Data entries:
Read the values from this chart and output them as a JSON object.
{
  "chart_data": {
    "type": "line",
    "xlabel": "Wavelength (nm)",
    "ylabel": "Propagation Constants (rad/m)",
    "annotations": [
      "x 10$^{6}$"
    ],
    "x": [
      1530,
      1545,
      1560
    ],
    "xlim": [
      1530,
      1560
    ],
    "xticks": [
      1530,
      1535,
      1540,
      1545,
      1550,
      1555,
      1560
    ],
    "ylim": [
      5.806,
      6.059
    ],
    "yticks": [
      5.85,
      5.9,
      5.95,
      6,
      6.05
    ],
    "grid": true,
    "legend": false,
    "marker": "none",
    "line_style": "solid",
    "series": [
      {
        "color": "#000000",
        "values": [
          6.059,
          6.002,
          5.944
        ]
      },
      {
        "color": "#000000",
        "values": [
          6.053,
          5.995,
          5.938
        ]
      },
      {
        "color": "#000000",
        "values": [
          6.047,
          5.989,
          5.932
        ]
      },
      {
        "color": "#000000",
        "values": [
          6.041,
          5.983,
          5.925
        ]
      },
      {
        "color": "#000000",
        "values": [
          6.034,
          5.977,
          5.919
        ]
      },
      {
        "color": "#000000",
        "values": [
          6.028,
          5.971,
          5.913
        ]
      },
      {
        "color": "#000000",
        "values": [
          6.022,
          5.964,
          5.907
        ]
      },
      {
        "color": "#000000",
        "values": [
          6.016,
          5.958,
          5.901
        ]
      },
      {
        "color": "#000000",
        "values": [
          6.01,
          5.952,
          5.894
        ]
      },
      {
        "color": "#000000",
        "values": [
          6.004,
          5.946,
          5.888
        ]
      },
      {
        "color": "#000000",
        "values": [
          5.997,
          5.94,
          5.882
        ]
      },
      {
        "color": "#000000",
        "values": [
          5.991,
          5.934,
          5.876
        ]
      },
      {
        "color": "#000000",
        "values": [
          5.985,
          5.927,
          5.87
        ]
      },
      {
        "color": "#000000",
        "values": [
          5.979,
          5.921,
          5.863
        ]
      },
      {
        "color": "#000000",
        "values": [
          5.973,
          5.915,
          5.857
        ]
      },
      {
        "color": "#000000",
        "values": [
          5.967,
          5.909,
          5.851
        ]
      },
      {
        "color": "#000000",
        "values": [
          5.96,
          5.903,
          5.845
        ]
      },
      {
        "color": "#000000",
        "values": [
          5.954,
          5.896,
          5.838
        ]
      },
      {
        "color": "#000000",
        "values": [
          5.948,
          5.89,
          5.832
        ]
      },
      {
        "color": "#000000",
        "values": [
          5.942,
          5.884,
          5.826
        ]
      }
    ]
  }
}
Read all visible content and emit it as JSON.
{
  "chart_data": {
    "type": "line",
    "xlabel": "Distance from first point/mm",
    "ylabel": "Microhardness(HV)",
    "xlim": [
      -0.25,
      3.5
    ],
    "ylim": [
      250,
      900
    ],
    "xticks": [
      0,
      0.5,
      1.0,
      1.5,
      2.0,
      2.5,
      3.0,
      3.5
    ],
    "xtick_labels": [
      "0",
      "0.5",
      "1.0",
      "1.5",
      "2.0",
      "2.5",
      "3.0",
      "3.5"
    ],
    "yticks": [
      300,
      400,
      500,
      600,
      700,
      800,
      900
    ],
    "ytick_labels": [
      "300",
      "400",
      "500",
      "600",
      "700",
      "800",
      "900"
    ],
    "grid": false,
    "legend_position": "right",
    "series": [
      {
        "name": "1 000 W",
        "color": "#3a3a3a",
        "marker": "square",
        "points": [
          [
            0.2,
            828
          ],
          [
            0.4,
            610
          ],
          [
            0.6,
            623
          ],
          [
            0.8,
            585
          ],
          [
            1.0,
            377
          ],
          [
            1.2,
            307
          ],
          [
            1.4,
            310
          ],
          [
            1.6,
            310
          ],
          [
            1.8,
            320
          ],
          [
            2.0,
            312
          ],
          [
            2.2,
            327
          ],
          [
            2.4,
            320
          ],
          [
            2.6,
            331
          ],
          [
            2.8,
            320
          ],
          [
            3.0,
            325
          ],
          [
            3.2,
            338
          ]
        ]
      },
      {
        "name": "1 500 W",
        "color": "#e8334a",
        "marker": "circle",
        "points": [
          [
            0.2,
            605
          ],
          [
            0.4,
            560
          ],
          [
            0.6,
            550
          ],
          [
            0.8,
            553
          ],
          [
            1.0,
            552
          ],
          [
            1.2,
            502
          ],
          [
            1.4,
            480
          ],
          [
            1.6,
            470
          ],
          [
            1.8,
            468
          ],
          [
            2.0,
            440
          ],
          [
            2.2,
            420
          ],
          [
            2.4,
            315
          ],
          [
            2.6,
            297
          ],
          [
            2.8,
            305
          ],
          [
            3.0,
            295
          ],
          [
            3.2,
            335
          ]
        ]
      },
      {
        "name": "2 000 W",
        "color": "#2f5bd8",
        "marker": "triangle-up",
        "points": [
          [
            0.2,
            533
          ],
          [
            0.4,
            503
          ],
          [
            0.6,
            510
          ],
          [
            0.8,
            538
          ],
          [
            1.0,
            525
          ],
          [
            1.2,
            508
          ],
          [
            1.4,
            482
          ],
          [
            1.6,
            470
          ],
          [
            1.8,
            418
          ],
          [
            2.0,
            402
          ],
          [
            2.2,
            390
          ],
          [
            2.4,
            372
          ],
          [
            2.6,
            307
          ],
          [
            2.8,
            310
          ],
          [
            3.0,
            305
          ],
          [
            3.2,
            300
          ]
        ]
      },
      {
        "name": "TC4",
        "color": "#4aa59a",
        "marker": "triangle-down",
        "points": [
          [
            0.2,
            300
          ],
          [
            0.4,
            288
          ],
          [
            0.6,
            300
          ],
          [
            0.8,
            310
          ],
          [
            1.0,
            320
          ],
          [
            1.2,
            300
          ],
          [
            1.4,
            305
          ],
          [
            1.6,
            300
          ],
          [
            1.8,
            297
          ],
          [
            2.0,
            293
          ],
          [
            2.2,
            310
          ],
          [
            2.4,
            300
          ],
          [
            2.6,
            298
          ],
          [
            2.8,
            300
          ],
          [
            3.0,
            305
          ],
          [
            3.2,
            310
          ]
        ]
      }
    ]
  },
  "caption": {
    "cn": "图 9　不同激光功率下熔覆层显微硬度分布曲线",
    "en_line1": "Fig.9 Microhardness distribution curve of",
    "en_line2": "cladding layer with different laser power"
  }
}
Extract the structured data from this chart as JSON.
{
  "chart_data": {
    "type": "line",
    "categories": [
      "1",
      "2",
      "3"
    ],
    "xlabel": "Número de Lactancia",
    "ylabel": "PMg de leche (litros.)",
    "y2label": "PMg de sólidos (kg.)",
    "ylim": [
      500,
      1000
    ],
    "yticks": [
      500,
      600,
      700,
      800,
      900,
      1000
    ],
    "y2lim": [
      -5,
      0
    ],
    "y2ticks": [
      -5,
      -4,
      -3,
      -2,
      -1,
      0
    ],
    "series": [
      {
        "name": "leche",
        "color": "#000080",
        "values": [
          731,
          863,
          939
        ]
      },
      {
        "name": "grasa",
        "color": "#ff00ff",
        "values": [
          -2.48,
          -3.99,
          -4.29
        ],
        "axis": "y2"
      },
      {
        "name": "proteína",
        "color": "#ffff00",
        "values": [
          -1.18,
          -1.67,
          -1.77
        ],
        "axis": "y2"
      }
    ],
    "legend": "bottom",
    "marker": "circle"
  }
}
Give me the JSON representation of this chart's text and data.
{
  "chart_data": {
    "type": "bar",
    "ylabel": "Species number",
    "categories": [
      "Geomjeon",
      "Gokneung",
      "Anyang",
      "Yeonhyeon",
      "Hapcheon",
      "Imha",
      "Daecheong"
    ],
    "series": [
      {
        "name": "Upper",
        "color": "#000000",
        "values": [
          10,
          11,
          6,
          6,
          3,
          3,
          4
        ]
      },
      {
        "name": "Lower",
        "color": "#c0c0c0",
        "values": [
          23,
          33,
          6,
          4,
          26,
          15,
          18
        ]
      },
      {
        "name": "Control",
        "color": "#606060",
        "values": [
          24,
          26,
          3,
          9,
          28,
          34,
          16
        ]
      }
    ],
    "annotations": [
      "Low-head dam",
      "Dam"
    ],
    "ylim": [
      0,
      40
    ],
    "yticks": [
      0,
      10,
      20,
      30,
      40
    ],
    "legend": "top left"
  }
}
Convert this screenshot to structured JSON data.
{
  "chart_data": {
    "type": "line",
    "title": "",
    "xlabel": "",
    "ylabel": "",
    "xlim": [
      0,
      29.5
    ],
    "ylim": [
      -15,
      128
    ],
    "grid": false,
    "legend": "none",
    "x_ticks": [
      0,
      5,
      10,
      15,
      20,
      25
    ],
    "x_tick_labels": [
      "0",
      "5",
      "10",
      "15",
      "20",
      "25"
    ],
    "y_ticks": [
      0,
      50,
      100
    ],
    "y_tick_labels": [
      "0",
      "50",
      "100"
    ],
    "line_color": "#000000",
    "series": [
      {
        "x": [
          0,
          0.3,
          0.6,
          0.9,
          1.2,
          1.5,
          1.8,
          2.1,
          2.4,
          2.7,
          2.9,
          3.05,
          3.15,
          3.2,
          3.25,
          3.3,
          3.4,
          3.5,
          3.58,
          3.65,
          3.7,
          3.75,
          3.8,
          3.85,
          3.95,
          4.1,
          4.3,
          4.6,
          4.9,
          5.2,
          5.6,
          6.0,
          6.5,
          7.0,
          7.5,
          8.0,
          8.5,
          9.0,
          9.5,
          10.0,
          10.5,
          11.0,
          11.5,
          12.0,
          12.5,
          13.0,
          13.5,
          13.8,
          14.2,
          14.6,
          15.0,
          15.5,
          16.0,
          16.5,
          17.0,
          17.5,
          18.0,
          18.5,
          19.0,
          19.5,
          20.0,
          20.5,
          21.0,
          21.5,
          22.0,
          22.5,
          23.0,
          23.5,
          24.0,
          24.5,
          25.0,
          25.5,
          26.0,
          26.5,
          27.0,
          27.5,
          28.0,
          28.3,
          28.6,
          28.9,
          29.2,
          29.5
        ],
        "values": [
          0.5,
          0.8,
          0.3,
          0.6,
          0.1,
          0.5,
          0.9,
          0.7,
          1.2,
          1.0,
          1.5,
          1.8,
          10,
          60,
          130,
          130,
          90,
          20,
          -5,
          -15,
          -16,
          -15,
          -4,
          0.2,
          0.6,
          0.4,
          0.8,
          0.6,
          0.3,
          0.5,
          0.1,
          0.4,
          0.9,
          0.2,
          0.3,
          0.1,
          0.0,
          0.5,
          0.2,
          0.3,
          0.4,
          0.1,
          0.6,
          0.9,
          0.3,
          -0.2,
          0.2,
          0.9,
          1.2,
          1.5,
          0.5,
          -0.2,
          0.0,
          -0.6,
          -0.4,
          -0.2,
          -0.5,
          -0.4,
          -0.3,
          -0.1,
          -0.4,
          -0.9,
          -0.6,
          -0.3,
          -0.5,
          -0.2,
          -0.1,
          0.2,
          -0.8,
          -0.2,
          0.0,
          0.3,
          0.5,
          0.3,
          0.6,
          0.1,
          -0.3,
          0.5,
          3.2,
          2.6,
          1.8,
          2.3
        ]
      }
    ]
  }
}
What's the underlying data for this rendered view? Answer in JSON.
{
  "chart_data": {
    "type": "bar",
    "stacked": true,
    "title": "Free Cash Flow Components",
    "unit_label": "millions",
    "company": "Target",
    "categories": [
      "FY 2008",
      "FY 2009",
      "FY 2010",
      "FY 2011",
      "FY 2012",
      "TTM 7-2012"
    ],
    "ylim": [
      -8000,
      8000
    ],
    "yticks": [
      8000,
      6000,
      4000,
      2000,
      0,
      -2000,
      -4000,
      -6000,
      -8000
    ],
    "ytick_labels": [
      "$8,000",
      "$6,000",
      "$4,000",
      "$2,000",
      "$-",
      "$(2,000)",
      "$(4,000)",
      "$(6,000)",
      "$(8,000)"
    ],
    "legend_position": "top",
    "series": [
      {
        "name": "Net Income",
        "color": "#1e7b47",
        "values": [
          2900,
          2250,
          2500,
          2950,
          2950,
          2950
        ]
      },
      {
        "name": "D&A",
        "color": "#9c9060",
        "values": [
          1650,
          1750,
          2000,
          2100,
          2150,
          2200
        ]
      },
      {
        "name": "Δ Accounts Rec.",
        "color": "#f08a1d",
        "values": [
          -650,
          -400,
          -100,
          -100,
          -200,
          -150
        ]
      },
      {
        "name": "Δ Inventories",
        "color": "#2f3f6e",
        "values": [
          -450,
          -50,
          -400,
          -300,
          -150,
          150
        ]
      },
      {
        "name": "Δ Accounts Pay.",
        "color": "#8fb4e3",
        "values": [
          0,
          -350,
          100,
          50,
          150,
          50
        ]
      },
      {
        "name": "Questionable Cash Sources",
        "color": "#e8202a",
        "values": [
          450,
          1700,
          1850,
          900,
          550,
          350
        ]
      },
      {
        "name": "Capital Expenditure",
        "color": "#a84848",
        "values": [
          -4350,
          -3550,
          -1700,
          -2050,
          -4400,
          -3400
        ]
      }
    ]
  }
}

Stated exercise: Tell how many lines of the data above hold the string "title". Give only the number.

Solution for this task: 2